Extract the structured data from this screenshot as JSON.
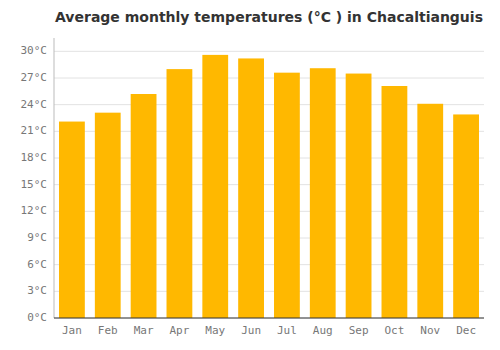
{
  "chart_data": {
    "type": "bar",
    "title": "Average monthly temperatures (°C ) in Chacaltianguis",
    "categories": [
      "Jan",
      "Feb",
      "Mar",
      "Apr",
      "May",
      "Jun",
      "Jul",
      "Aug",
      "Sep",
      "Oct",
      "Nov",
      "Dec"
    ],
    "values": [
      22.1,
      23.1,
      25.2,
      28.0,
      29.6,
      29.2,
      27.6,
      28.1,
      27.5,
      26.1,
      24.1,
      22.9
    ],
    "color": "#FFB800",
    "ylim": [
      0,
      31.5
    ],
    "yticks": [
      {
        "value": 0,
        "label": "0°C"
      },
      {
        "value": 3,
        "label": "3°C"
      },
      {
        "value": 6,
        "label": "6°C"
      },
      {
        "value": 9,
        "label": "9°C"
      },
      {
        "value": 12,
        "label": "12°C"
      },
      {
        "value": 15,
        "label": "15°C"
      },
      {
        "value": 18,
        "label": "18°C"
      },
      {
        "value": 21,
        "label": "21°C"
      },
      {
        "value": 24,
        "label": "24°C"
      },
      {
        "value": 27,
        "label": "27°C"
      },
      {
        "value": 30,
        "label": "30°C"
      }
    ],
    "grid": true
  }
}
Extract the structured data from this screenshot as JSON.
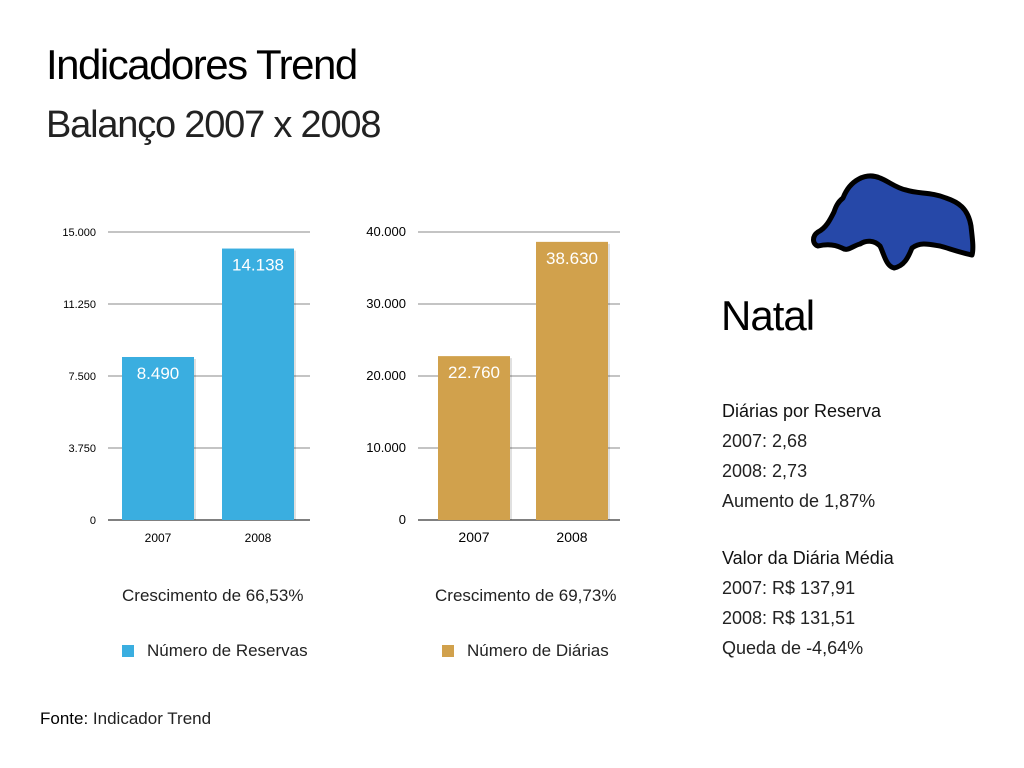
{
  "header": {
    "title": "Indicadores Trend",
    "subtitle": "Balanço 2007 x 2008"
  },
  "chart_data": [
    {
      "type": "bar",
      "categories": [
        "2007",
        "2008"
      ],
      "values": [
        8490,
        14138
      ],
      "data_labels": [
        "8.490",
        "14.138"
      ],
      "yticks": [
        "0",
        "3.750",
        "7.500",
        "11.250",
        "15.000"
      ],
      "ylim": [
        0,
        15000
      ],
      "grid": true,
      "color": "#3aaee0",
      "legend": "Número de Reservas",
      "caption": "Crescimento de 66,53%"
    },
    {
      "type": "bar",
      "categories": [
        "2007",
        "2008"
      ],
      "values": [
        22760,
        38630
      ],
      "data_labels": [
        "22.760",
        "38.630"
      ],
      "yticks": [
        "0",
        "10.000",
        "20.000",
        "30.000",
        "40.000"
      ],
      "ylim": [
        0,
        40000
      ],
      "grid": true,
      "color": "#d1a14c",
      "legend": "Número de Diárias",
      "caption": "Crescimento de 69,73%"
    }
  ],
  "panel": {
    "city": "Natal",
    "map_color": "#2648a8",
    "diarias": {
      "heading": "Diárias por Reserva",
      "line1": "2007: 2,68",
      "line2": "2008: 2,73",
      "line3": "Aumento de 1,87%"
    },
    "valor": {
      "heading": "Valor da Diária Média",
      "line1": "2007: R$ 137,91",
      "line2": "2008: R$ 131,51",
      "line3": "Queda de -4,64%"
    }
  },
  "footer": {
    "label": "Fonte:",
    "text": " Indicador Trend"
  }
}
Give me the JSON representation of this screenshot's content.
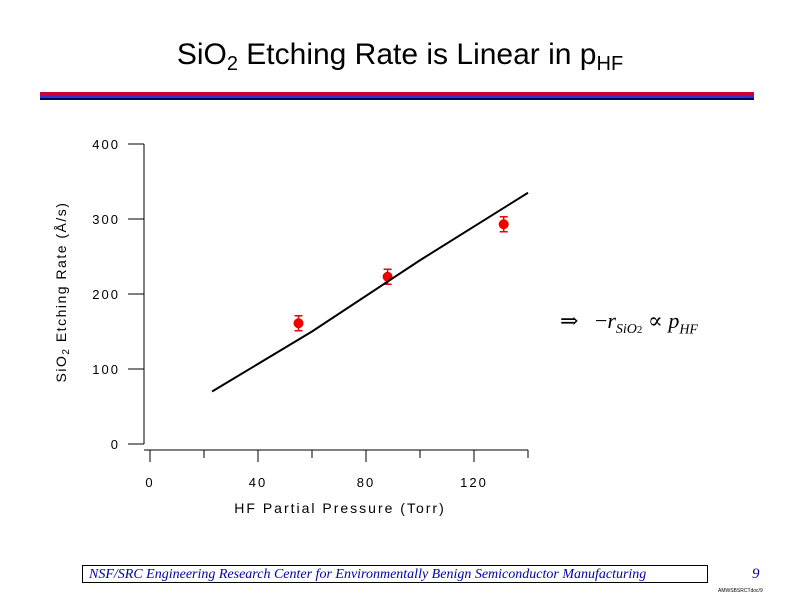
{
  "slide": {
    "title_main": "SiO",
    "title_sub": "2",
    "title_rest": " Etching Rate is Linear in p",
    "title_sub2": "HF",
    "rule_colors": [
      "#cc0033",
      "#3333cc",
      "#000066"
    ],
    "equation": {
      "arrow": "⇒",
      "minus": "−",
      "r": "r",
      "r_sub": "SiO",
      "r_subsub": "2",
      "prop": "∝",
      "p": "p",
      "p_sub": "HF"
    },
    "footer": "NSF/SRC Engineering Research Center for Environmentally Benign Semiconductor Manufacturing",
    "page_number": "9",
    "doc_id": "AMWSBSRCTdoc/9"
  },
  "chart_data": {
    "type": "scatter",
    "xlabel": "HF Partial Pressure (Torr)",
    "ylabel_main": "SiO",
    "ylabel_sub": "2",
    "ylabel_rest": " Etching Rate (Å/s)",
    "xlim": [
      0,
      140
    ],
    "ylim": [
      0,
      400
    ],
    "x_ticks": [
      0,
      40,
      80,
      120
    ],
    "y_ticks": [
      0,
      100,
      200,
      300,
      400
    ],
    "x_minor_ticks": [
      20,
      60,
      100,
      140
    ],
    "series": [
      {
        "kind": "points",
        "color": "#ee0000",
        "points": [
          {
            "x": 55,
            "y": 161,
            "err": 10
          },
          {
            "x": 88,
            "y": 223,
            "err": 10
          },
          {
            "x": 131,
            "y": 293,
            "err": 10
          }
        ]
      },
      {
        "kind": "line",
        "color": "#000000",
        "points": [
          {
            "x": 23,
            "y": 70
          },
          {
            "x": 60,
            "y": 150
          },
          {
            "x": 100,
            "y": 245
          },
          {
            "x": 140,
            "y": 335
          }
        ]
      }
    ]
  }
}
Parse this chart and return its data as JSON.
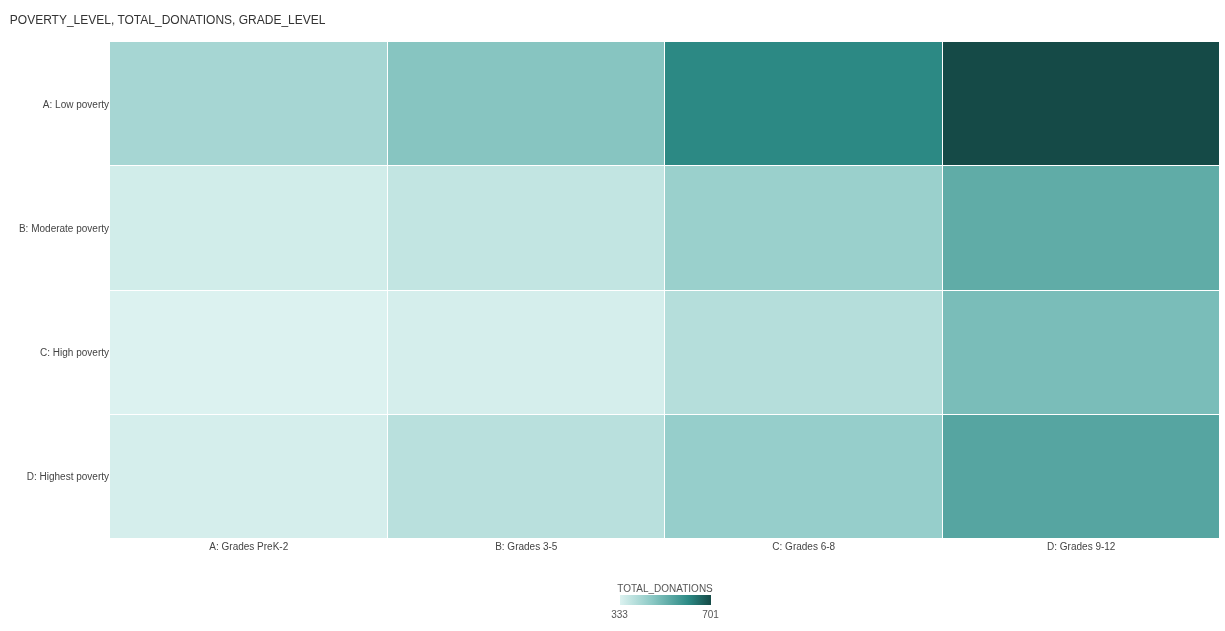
{
  "chart_data": {
    "type": "heatmap",
    "title": "POVERTY_LEVEL, TOTAL_DONATIONS, GRADE_LEVEL",
    "categories": [
      "A: Grades PreK-2",
      "B: Grades 3-5",
      "C: Grades 6-8",
      "D: Grades 9-12"
    ],
    "y_categories": [
      "A: Low poverty",
      "B: Moderate poverty",
      "C: High poverty",
      "D: Highest poverty"
    ],
    "cells": [
      [
        420,
        470,
        610,
        701
      ],
      [
        350,
        375,
        440,
        530
      ],
      [
        333,
        345,
        395,
        490
      ],
      [
        345,
        390,
        445,
        545
      ]
    ],
    "clabel": "TOTAL_DONATIONS",
    "clim": [
      333,
      701
    ],
    "cticks": [
      333,
      701
    ]
  }
}
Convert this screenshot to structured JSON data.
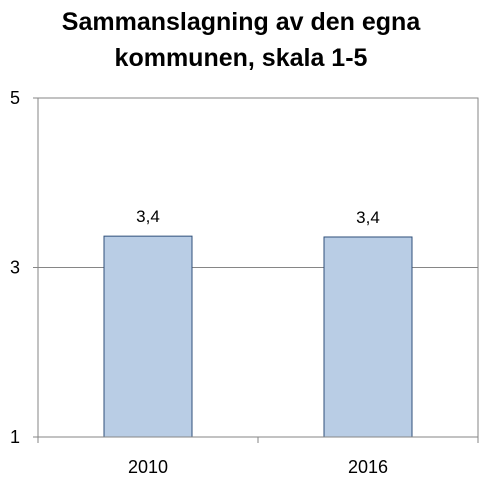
{
  "chart_data": {
    "type": "bar",
    "title_lines": [
      "Sammanslagning av den egna",
      "kommunen, skala 1-5"
    ],
    "categories": [
      "2010",
      "2016"
    ],
    "values": [
      3.37,
      3.36
    ],
    "data_labels": [
      "3,4",
      "3,4"
    ],
    "ylim": [
      1,
      5
    ],
    "y_ticks": [
      1,
      3,
      5
    ],
    "y_tick_labels": [
      "1",
      "3",
      "5"
    ],
    "xlabel": "",
    "ylabel": "",
    "grid": true,
    "legend": "none",
    "colors": {
      "bar_fill": "#b9cde5",
      "bar_stroke": "#2f4f7a",
      "axis": "#868686",
      "grid": "#868686"
    }
  }
}
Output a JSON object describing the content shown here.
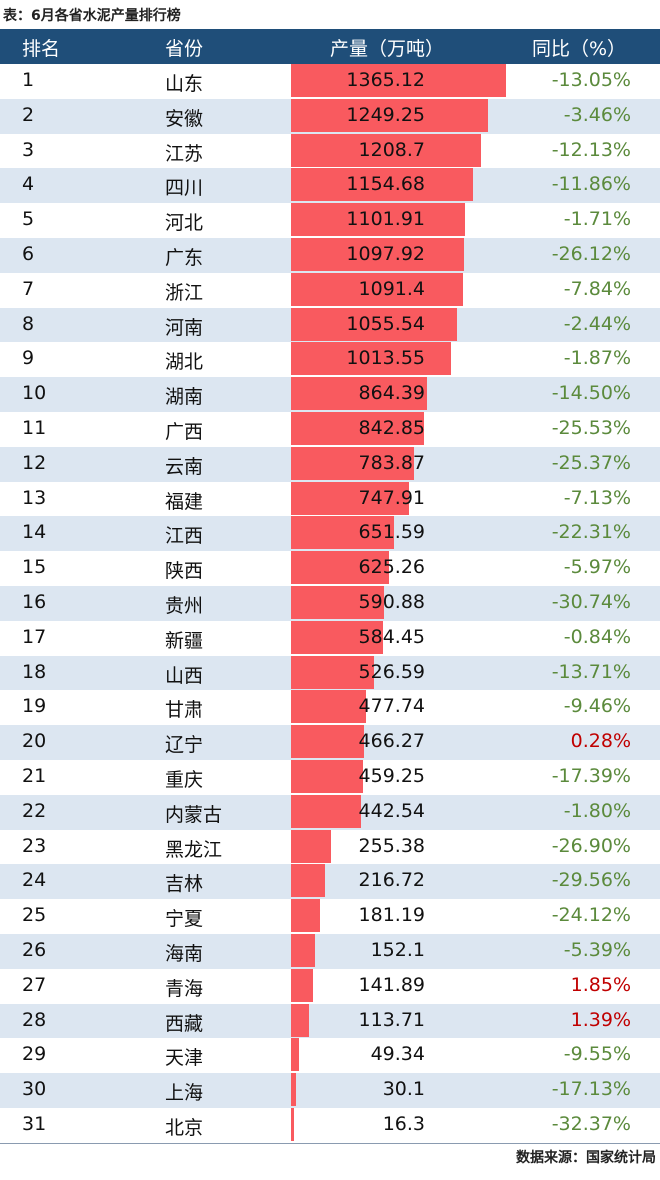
{
  "title": "表：6月各省水泥产量排行榜",
  "source": "数据来源：国家统计局",
  "colors": {
    "header": "#1f4e79",
    "bar": "#f95a5f",
    "negative": "#5b8a3c",
    "positive": "#c00000",
    "alt_row": "#dce6f1"
  },
  "chart_data": {
    "type": "table",
    "columns": [
      "排名",
      "省份",
      "产量（万吨）",
      "同比（%）"
    ],
    "rows": [
      [
        "1",
        "山东",
        "1365.12",
        "-13.05%"
      ],
      [
        "2",
        "安徽",
        "1249.25",
        "-3.46%"
      ],
      [
        "3",
        "江苏",
        "1208.7",
        "-12.13%"
      ],
      [
        "4",
        "四川",
        "1154.68",
        "-11.86%"
      ],
      [
        "5",
        "河北",
        "1101.91",
        "-1.71%"
      ],
      [
        "6",
        "广东",
        "1097.92",
        "-26.12%"
      ],
      [
        "7",
        "浙江",
        "1091.4",
        "-7.84%"
      ],
      [
        "8",
        "河南",
        "1055.54",
        "-2.44%"
      ],
      [
        "9",
        "湖北",
        "1013.55",
        "-1.87%"
      ],
      [
        "10",
        "湖南",
        "864.39",
        "-14.50%"
      ],
      [
        "11",
        "广西",
        "842.85",
        "-25.53%"
      ],
      [
        "12",
        "云南",
        "783.87",
        "-25.37%"
      ],
      [
        "13",
        "福建",
        "747.91",
        "-7.13%"
      ],
      [
        "14",
        "江西",
        "651.59",
        "-22.31%"
      ],
      [
        "15",
        "陕西",
        "625.26",
        "-5.97%"
      ],
      [
        "16",
        "贵州",
        "590.88",
        "-30.74%"
      ],
      [
        "17",
        "新疆",
        "584.45",
        "-0.84%"
      ],
      [
        "18",
        "山西",
        "526.59",
        "-13.71%"
      ],
      [
        "19",
        "甘肃",
        "477.74",
        "-9.46%"
      ],
      [
        "20",
        "辽宁",
        "466.27",
        "0.28%"
      ],
      [
        "21",
        "重庆",
        "459.25",
        "-17.39%"
      ],
      [
        "22",
        "内蒙古",
        "442.54",
        "-1.80%"
      ],
      [
        "23",
        "黑龙江",
        "255.38",
        "-26.90%"
      ],
      [
        "24",
        "吉林",
        "216.72",
        "-29.56%"
      ],
      [
        "25",
        "宁夏",
        "181.19",
        "-24.12%"
      ],
      [
        "26",
        "海南",
        "152.1",
        "-5.39%"
      ],
      [
        "27",
        "青海",
        "141.89",
        "1.85%"
      ],
      [
        "28",
        "西藏",
        "113.71",
        "1.39%"
      ],
      [
        "29",
        "天津",
        "49.34",
        "-9.55%"
      ],
      [
        "30",
        "上海",
        "30.1",
        "-17.13%"
      ],
      [
        "31",
        "北京",
        "16.3",
        "-32.37%"
      ]
    ],
    "bar_column": "产量（万吨）"
  }
}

========================================

> [Aim] Search the data for "legend". Copy every line that has it.

> [Result for this exercise]
      "legend": "Número de Reservas",
      "legend": "Número de Diárias",
    "legend": "none",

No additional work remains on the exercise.